* Exercise directions *
Present the following data again exactly as it is shown.

* Records provided *
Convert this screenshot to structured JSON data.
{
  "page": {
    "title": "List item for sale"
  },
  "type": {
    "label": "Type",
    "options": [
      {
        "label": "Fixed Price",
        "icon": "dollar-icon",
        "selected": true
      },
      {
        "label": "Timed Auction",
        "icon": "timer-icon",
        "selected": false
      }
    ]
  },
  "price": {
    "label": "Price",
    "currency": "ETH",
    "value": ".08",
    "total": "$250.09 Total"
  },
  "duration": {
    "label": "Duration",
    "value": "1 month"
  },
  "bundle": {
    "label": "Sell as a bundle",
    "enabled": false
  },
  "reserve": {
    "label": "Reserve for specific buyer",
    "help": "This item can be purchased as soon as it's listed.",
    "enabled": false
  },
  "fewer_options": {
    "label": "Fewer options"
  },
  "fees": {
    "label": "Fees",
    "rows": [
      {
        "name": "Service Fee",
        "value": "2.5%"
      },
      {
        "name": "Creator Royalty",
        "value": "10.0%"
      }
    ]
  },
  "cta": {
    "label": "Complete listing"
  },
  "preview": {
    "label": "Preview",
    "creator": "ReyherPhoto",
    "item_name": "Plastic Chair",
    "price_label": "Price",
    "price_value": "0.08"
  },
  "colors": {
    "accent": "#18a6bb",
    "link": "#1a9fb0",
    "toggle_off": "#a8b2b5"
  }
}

* Task answer *
Convert this screenshot to structured JSON data.
{
  "page": {
    "title": "List item for sale"
  },
  "type": {
    "label": "Type",
    "options": [
      {
        "label": "Fixed Price",
        "icon": "dollar-icon",
        "selected": true
      },
      {
        "label": "Timed Auction",
        "icon": "timer-icon",
        "selected": false
      }
    ]
  },
  "price": {
    "label": "Price",
    "currency": "ETH",
    "value": ".08",
    "total": "$250.09 Total"
  },
  "duration": {
    "label": "Duration",
    "value": "1 month"
  },
  "bundle": {
    "label": "Sell as a bundle",
    "enabled": false
  },
  "reserve": {
    "label": "Reserve for specific buyer",
    "help": "This item can be purchased as soon as it's listed.",
    "enabled": false
  },
  "fewer_options": {
    "label": "Fewer options"
  },
  "fees": {
    "label": "Fees",
    "rows": [
      {
        "name": "Service Fee",
        "value": "2.5%"
      },
      {
        "name": "Creator Royalty",
        "value": "10.0%"
      }
    ]
  },
  "cta": {
    "label": "Complete listing"
  },
  "preview": {
    "label": "Preview",
    "creator": "ReyherPhoto",
    "item_name": "Plastic Chair",
    "price_label": "Price",
    "price_value": "0.08"
  },
  "colors": {
    "accent": "#18a6bb",
    "link": "#1a9fb0",
    "toggle_off": "#a8b2b5"
  }
}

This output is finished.